----- Dataset
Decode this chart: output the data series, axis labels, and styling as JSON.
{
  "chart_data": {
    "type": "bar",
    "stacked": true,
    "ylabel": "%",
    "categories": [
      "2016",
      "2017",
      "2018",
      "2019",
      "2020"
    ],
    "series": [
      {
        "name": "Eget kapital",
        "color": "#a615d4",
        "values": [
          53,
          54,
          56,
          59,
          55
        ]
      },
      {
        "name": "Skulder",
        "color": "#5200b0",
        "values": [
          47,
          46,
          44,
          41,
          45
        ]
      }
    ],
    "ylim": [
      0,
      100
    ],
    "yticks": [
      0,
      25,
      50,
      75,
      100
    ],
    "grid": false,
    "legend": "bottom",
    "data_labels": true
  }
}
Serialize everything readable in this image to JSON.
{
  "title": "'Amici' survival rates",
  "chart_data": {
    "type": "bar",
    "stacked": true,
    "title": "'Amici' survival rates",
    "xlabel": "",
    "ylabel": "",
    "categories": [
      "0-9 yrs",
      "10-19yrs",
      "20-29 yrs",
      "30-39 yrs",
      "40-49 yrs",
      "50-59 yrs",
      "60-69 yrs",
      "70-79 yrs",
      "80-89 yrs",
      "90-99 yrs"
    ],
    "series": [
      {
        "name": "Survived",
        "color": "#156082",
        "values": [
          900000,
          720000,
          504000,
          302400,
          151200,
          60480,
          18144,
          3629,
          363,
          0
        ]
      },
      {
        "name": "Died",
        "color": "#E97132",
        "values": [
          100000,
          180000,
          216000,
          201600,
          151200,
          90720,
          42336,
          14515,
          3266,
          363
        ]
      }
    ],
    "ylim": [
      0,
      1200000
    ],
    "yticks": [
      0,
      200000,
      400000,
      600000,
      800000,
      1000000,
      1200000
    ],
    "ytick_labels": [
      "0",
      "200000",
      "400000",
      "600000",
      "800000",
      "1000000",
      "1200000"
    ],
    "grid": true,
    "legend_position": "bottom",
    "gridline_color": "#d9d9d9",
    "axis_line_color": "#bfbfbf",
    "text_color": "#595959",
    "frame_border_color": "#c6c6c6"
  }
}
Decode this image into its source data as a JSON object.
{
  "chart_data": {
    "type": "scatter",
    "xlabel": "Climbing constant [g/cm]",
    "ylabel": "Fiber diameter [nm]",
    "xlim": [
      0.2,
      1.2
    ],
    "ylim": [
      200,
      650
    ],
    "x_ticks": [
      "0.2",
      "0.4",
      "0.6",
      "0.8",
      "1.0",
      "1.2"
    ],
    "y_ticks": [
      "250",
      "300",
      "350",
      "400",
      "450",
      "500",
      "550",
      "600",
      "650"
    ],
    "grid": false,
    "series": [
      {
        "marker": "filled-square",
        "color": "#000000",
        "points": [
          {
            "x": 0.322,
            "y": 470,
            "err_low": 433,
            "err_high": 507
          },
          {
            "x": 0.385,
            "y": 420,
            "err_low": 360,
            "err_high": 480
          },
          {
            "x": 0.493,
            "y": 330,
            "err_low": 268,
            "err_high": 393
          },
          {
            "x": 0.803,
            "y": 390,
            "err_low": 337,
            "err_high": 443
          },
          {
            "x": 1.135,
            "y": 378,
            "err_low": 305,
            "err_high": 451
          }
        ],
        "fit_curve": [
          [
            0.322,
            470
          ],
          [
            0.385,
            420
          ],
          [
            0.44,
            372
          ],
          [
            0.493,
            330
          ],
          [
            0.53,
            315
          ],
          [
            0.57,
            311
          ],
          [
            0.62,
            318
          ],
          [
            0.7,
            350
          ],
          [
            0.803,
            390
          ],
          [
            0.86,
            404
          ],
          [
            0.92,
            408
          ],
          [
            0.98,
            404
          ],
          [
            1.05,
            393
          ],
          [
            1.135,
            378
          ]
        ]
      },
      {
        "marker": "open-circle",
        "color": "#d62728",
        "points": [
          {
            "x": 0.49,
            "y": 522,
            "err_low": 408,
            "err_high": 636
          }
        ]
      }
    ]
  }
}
----------
▶ _What to work on_:
Restate the whole of the material exactly.

▶ _Correct output_:
Decode this chart: output the data series, axis labels, and styling as JSON.
{
  "chart_data": {
    "type": "bar",
    "stacked": true,
    "ylabel": "%",
    "categories": [
      "2016",
      "2017",
      "2018",
      "2019",
      "2020"
    ],
    "series": [
      {
        "name": "Eget kapital",
        "color": "#a615d4",
        "values": [
          53,
          54,
          56,
          59,
          55
        ]
      },
      {
        "name": "Skulder",
        "color": "#5200b0",
        "values": [
          47,
          46,
          44,
          41,
          45
        ]
      }
    ],
    "ylim": [
      0,
      100
    ],
    "yticks": [
      0,
      25,
      50,
      75,
      100
    ],
    "grid": false,
    "legend": "bottom",
    "data_labels": true
  }
}
Serialize everything readable in this image to JSON.
{
  "title": "'Amici' survival rates",
  "chart_data": {
    "type": "bar",
    "stacked": true,
    "title": "'Amici' survival rates",
    "xlabel": "",
    "ylabel": "",
    "categories": [
      "0-9 yrs",
      "10-19yrs",
      "20-29 yrs",
      "30-39 yrs",
      "40-49 yrs",
      "50-59 yrs",
      "60-69 yrs",
      "70-79 yrs",
      "80-89 yrs",
      "90-99 yrs"
    ],
    "series": [
      {
        "name": "Survived",
        "color": "#156082",
        "values": [
          900000,
          720000,
          504000,
          302400,
          151200,
          60480,
          18144,
          3629,
          363,
          0
        ]
      },
      {
        "name": "Died",
        "color": "#E97132",
        "values": [
          100000,
          180000,
          216000,
          201600,
          151200,
          90720,
          42336,
          14515,
          3266,
          363
        ]
      }
    ],
    "ylim": [
      0,
      1200000
    ],
    "yticks": [
      0,
      200000,
      400000,
      600000,
      800000,
      1000000,
      1200000
    ],
    "ytick_labels": [
      "0",
      "200000",
      "400000",
      "600000",
      "800000",
      "1000000",
      "1200000"
    ],
    "grid": true,
    "legend_position": "bottom",
    "gridline_color": "#d9d9d9",
    "axis_line_color": "#bfbfbf",
    "text_color": "#595959",
    "frame_border_color": "#c6c6c6"
  }
}
Decode this image into its source data as a JSON object.
{
  "chart_data": {
    "type": "scatter",
    "xlabel": "Climbing constant [g/cm]",
    "ylabel": "Fiber diameter [nm]",
    "xlim": [
      0.2,
      1.2
    ],
    "ylim": [
      200,
      650
    ],
    "x_ticks": [
      "0.2",
      "0.4",
      "0.6",
      "0.8",
      "1.0",
      "1.2"
    ],
    "y_ticks": [
      "250",
      "300",
      "350",
      "400",
      "450",
      "500",
      "550",
      "600",
      "650"
    ],
    "grid": false,
    "series": [
      {
        "marker": "filled-square",
        "color": "#000000",
        "points": [
          {
            "x": 0.322,
            "y": 470,
            "err_low": 433,
            "err_high": 507
          },
          {
            "x": 0.385,
            "y": 420,
            "err_low": 360,
            "err_high": 480
          },
          {
            "x": 0.493,
            "y": 330,
            "err_low": 268,
            "err_high": 393
          },
          {
            "x": 0.803,
            "y": 390,
            "err_low": 337,
            "err_high": 443
          },
          {
            "x": 1.135,
            "y": 378,
            "err_low": 305,
            "err_high": 451
          }
        ],
        "fit_curve": [
          [
            0.322,
            470
          ],
          [
            0.385,
            420
          ],
          [
            0.44,
            372
          ],
          [
            0.493,
            330
          ],
          [
            0.53,
            315
          ],
          [
            0.57,
            311
          ],
          [
            0.62,
            318
          ],
          [
            0.7,
            350
          ],
          [
            0.803,
            390
          ],
          [
            0.86,
            404
          ],
          [
            0.92,
            408
          ],
          [
            0.98,
            404
          ],
          [
            1.05,
            393
          ],
          [
            1.135,
            378
          ]
        ]
      },
      {
        "marker": "open-circle",
        "color": "#d62728",
        "points": [
          {
            "x": 0.49,
            "y": 522,
            "err_low": 408,
            "err_high": 636
          }
        ]
      }
    ]
  }
}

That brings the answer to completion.